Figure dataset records
-----
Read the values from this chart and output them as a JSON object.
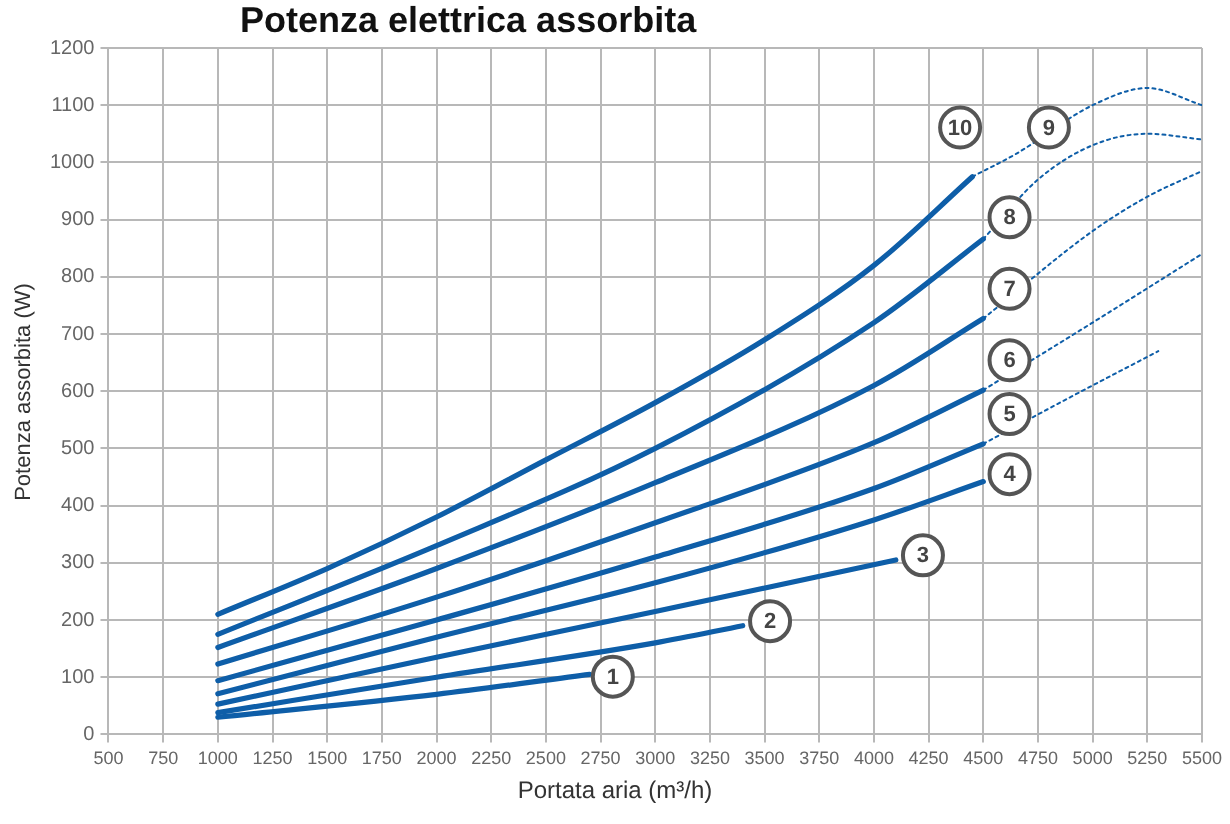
{
  "chart_data": {
    "type": "line",
    "title": "Potenza elettrica assorbita",
    "xlabel": "Portata aria (m³/h)",
    "ylabel": "Potenza assorbita (W)",
    "xlim": [
      500,
      5500
    ],
    "xticks": [
      500,
      750,
      1000,
      1250,
      1500,
      1750,
      2000,
      2250,
      2500,
      2750,
      3000,
      3250,
      3500,
      3750,
      4000,
      4250,
      4500,
      4750,
      5000,
      5250,
      5500
    ],
    "ylim": [
      0,
      1200
    ],
    "yticks": [
      0,
      100,
      200,
      300,
      400,
      500,
      600,
      700,
      800,
      900,
      1000,
      1100,
      1200
    ],
    "grid": true,
    "legend": false,
    "marker": "none",
    "series": [
      {
        "color": "#0e5ea8",
        "line_style": "solid",
        "x": [
          1000,
          2000,
          2700
        ],
        "values": [
          30,
          70,
          105
        ]
      },
      {
        "color": "#0e5ea8",
        "line_style": "solid",
        "x": [
          1000,
          2000,
          3000,
          3400
        ],
        "values": [
          38,
          100,
          160,
          190
        ]
      },
      {
        "color": "#0e5ea8",
        "line_style": "solid",
        "x": [
          1000,
          2000,
          3000,
          4100
        ],
        "values": [
          53,
          135,
          215,
          305
        ]
      },
      {
        "color": "#0e5ea8",
        "line_style": "solid",
        "x": [
          1000,
          2000,
          3000,
          4000,
          4500
        ],
        "values": [
          71,
          170,
          265,
          375,
          442
        ]
      },
      {
        "color": "#0e5ea8",
        "line_style": "solid",
        "x": [
          1000,
          2000,
          3000,
          4000,
          4500
        ],
        "values": [
          94,
          200,
          310,
          430,
          508
        ]
      },
      {
        "color": "#0e5ea8",
        "line_style": "solid",
        "x": [
          1000,
          2000,
          3000,
          4000,
          4500
        ],
        "values": [
          123,
          240,
          370,
          510,
          602
        ]
      },
      {
        "color": "#0e5ea8",
        "line_style": "solid",
        "x": [
          1000,
          2000,
          3000,
          4000,
          4500
        ],
        "values": [
          152,
          290,
          440,
          610,
          727
        ]
      },
      {
        "color": "#0e5ea8",
        "line_style": "solid",
        "x": [
          1000,
          2000,
          3000,
          4000,
          4500
        ],
        "values": [
          175,
          330,
          500,
          720,
          866
        ]
      },
      {
        "color": "#0e5ea8",
        "line_style": "solid",
        "x": [
          1000,
          1500,
          2000,
          2500,
          3000,
          3500,
          4000,
          4450
        ],
        "values": [
          210,
          290,
          380,
          480,
          580,
          690,
          820,
          975
        ]
      },
      {
        "color": "#0e5ea8",
        "line_style": "dotted",
        "x": [
          4500,
          4900,
          5300
        ],
        "values": [
          508,
          590,
          670
        ]
      },
      {
        "color": "#0e5ea8",
        "line_style": "dotted",
        "x": [
          4500,
          5000,
          5500
        ],
        "values": [
          602,
          720,
          840
        ]
      },
      {
        "color": "#0e5ea8",
        "line_style": "dotted",
        "x": [
          4500,
          5000,
          5250,
          5500
        ],
        "values": [
          727,
          880,
          940,
          985
        ]
      },
      {
        "color": "#0e5ea8",
        "line_style": "dotted",
        "x": [
          4500,
          4750,
          5000,
          5250,
          5500
        ],
        "values": [
          866,
          970,
          1030,
          1050,
          1040
        ]
      },
      {
        "color": "#0e5ea8",
        "line_style": "dotted",
        "x": [
          4450,
          4650,
          5000,
          5250,
          5500
        ],
        "values": [
          975,
          1015,
          1100,
          1130,
          1100
        ]
      }
    ],
    "annotations": [
      {
        "text": "1",
        "x": 2806,
        "y": 101
      },
      {
        "text": "2",
        "x": 3525,
        "y": 198
      },
      {
        "text": "3",
        "x": 4224,
        "y": 313
      },
      {
        "text": "4",
        "x": 4620,
        "y": 455
      },
      {
        "text": "5",
        "x": 4620,
        "y": 560
      },
      {
        "text": "6",
        "x": 4620,
        "y": 654
      },
      {
        "text": "7",
        "x": 4620,
        "y": 779
      },
      {
        "text": "8",
        "x": 4620,
        "y": 904
      },
      {
        "text": "10",
        "x": 4394,
        "y": 1061
      },
      {
        "text": "9",
        "x": 4800,
        "y": 1061
      }
    ]
  }
}
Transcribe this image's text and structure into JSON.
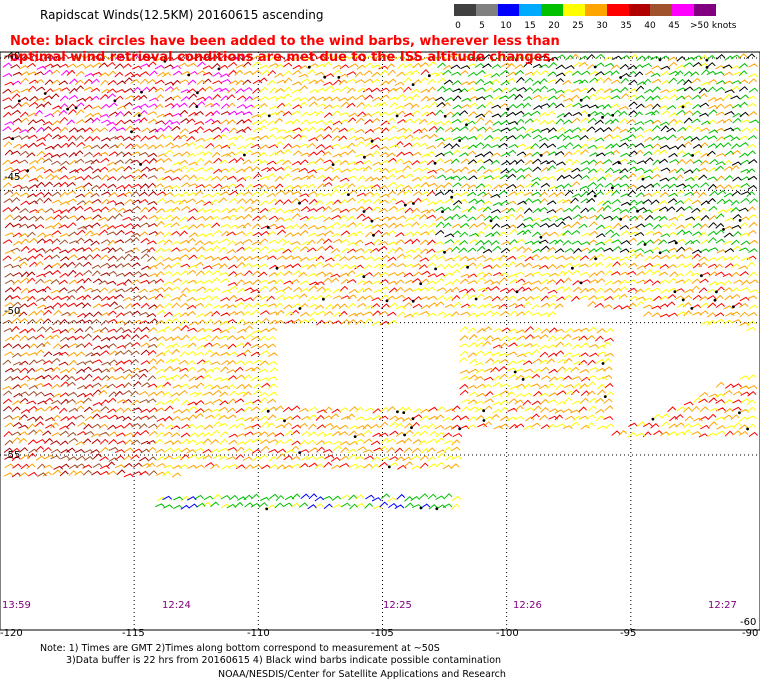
{
  "header": {
    "title": "Rapidscat Winds(12.5KM) 20160615 ascending",
    "note_line1": "Note: black circles have been added to the wind barbs, wherever less than",
    "note_line2": "optimal wind retrieval conditions are met due to the ISS altitude changes."
  },
  "color_scale": {
    "labels": [
      "0",
      "5",
      "10",
      "15",
      "20",
      "25",
      "30",
      "35",
      "40",
      "45",
      ">50 knots"
    ],
    "colors": [
      "#404040",
      "#808080",
      "#0000ff",
      "#00aaff",
      "#00c000",
      "#ffff00",
      "#ffa500",
      "#ff0000",
      "#b00000",
      "#a0522d",
      "#ff00ff",
      "#800080"
    ]
  },
  "map": {
    "lat_labels": [
      "-40",
      "-45",
      "-50",
      "-55",
      "-60"
    ],
    "lon_labels": [
      "-120",
      "-115",
      "-110",
      "-105",
      "-100",
      "-95",
      "-90"
    ],
    "time_labels": [
      "13:59",
      "12:24",
      "12:25",
      "12:26",
      "12:27"
    ]
  },
  "footer": {
    "line1": "Note: 1) Times are GMT 2)Times along bottom correspond to measurement at ~50S",
    "line2": "3)Data buffer is 22 hrs from 20160615 4) Black wind barbs indicate possible contamination",
    "line3": "NOAA/NESDIS/Center for Satellite Applications and Research"
  }
}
-----
Exercise requirements — Reproduce every line precisely as given, omitting all pictures.

The answer —
Read the values from this chart and output them as a JSON object.
{
  "chart_data": {
    "type": "line",
    "title": "Potenza elettrica assorbita",
    "xlabel": "Portata aria (m³/h)",
    "ylabel": "Potenza assorbita (W)",
    "xlim": [
      500,
      5500
    ],
    "xticks": [
      500,
      750,
      1000,
      1250,
      1500,
      1750,
      2000,
      2250,
      2500,
      2750,
      3000,
      3250,
      3500,
      3750,
      4000,
      4250,
      4500,
      4750,
      5000,
      5250,
      5500
    ],
    "ylim": [
      0,
      1200
    ],
    "yticks": [
      0,
      100,
      200,
      300,
      400,
      500,
      600,
      700,
      800,
      900,
      1000,
      1100,
      1200
    ],
    "grid": true,
    "legend": false,
    "marker": "none",
    "series": [
      {
        "color": "#0e5ea8",
        "line_style": "solid",
        "x": [
          1000,
          2000,
          2700
        ],
        "values": [
          30,
          70,
          105
        ]
      },
      {
        "color": "#0e5ea8",
        "line_style": "solid",
        "x": [
          1000,
          2000,
          3000,
          3400
        ],
        "values": [
          38,
          100,
          160,
          190
        ]
      },
      {
        "color": "#0e5ea8",
        "line_style": "solid",
        "x": [
          1000,
          2000,
          3000,
          4100
        ],
        "values": [
          53,
          135,
          215,
          305
        ]
      },
      {
        "color": "#0e5ea8",
        "line_style": "solid",
        "x": [
          1000,
          2000,
          3000,
          4000,
          4500
        ],
        "values": [
          71,
          170,
          265,
          375,
          442
        ]
      },
      {
        "color": "#0e5ea8",
        "line_style": "solid",
        "x": [
          1000,
          2000,
          3000,
          4000,
          4500
        ],
        "values": [
          94,
          200,
          310,
          430,
          508
        ]
      },
      {
        "color": "#0e5ea8",
        "line_style": "solid",
        "x": [
          1000,
          2000,
          3000,
          4000,
          4500
        ],
        "values": [
          123,
          240,
          370,
          510,
          602
        ]
      },
      {
        "color": "#0e5ea8",
        "line_style": "solid",
        "x": [
          1000,
          2000,
          3000,
          4000,
          4500
        ],
        "values": [
          152,
          290,
          440,
          610,
          727
        ]
      },
      {
        "color": "#0e5ea8",
        "line_style": "solid",
        "x": [
          1000,
          2000,
          3000,
          4000,
          4500
        ],
        "values": [
          175,
          330,
          500,
          720,
          866
        ]
      },
      {
        "color": "#0e5ea8",
        "line_style": "solid",
        "x": [
          1000,
          1500,
          2000,
          2500,
          3000,
          3500,
          4000,
          4450
        ],
        "values": [
          210,
          290,
          380,
          480,
          580,
          690,
          820,
          975
        ]
      },
      {
        "color": "#0e5ea8",
        "line_style": "dotted",
        "x": [
          4500,
          4900,
          5300
        ],
        "values": [
          508,
          590,
          670
        ]
      },
      {
        "color": "#0e5ea8",
        "line_style": "dotted",
        "x": [
          4500,
          5000,
          5500
        ],
        "values": [
          602,
          720,
          840
        ]
      },
      {
        "color": "#0e5ea8",
        "line_style": "dotted",
        "x": [
          4500,
          5000,
          5250,
          5500
        ],
        "values": [
          727,
          880,
          940,
          985
        ]
      },
      {
        "color": "#0e5ea8",
        "line_style": "dotted",
        "x": [
          4500,
          4750,
          5000,
          5250,
          5500
        ],
        "values": [
          866,
          970,
          1030,
          1050,
          1040
        ]
      },
      {
        "color": "#0e5ea8",
        "line_style": "dotted",
        "x": [
          4450,
          4650,
          5000,
          5250,
          5500
        ],
        "values": [
          975,
          1015,
          1100,
          1130,
          1100
        ]
      }
    ],
    "annotations": [
      {
        "text": "1",
        "x": 2806,
        "y": 101
      },
      {
        "text": "2",
        "x": 3525,
        "y": 198
      },
      {
        "text": "3",
        "x": 4224,
        "y": 313
      },
      {
        "text": "4",
        "x": 4620,
        "y": 455
      },
      {
        "text": "5",
        "x": 4620,
        "y": 560
      },
      {
        "text": "6",
        "x": 4620,
        "y": 654
      },
      {
        "text": "7",
        "x": 4620,
        "y": 779
      },
      {
        "text": "8",
        "x": 4620,
        "y": 904
      },
      {
        "text": "10",
        "x": 4394,
        "y": 1061
      },
      {
        "text": "9",
        "x": 4800,
        "y": 1061
      }
    ]
  }
}
Transcribe this image's text and structure into JSON.
{
  "header": {
    "title": "Rapidscat Winds(12.5KM) 20160615 ascending",
    "note_line1": "Note: black circles have been added to the wind barbs, wherever less than",
    "note_line2": "optimal wind retrieval conditions are met due to the ISS altitude changes."
  },
  "color_scale": {
    "labels": [
      "0",
      "5",
      "10",
      "15",
      "20",
      "25",
      "30",
      "35",
      "40",
      "45",
      ">50 knots"
    ],
    "colors": [
      "#404040",
      "#808080",
      "#0000ff",
      "#00aaff",
      "#00c000",
      "#ffff00",
      "#ffa500",
      "#ff0000",
      "#b00000",
      "#a0522d",
      "#ff00ff",
      "#800080"
    ]
  },
  "map": {
    "lat_labels": [
      "-40",
      "-45",
      "-50",
      "-55",
      "-60"
    ],
    "lon_labels": [
      "-120",
      "-115",
      "-110",
      "-105",
      "-100",
      "-95",
      "-90"
    ],
    "time_labels": [
      "13:59",
      "12:24",
      "12:25",
      "12:26",
      "12:27"
    ]
  },
  "footer": {
    "line1": "Note: 1) Times are GMT 2)Times along bottom correspond to measurement at ~50S",
    "line2": "3)Data buffer is 22 hrs from 20160615 4) Black wind barbs indicate possible contamination",
    "line3": "NOAA/NESDIS/Center for Satellite Applications and Research"
  }
}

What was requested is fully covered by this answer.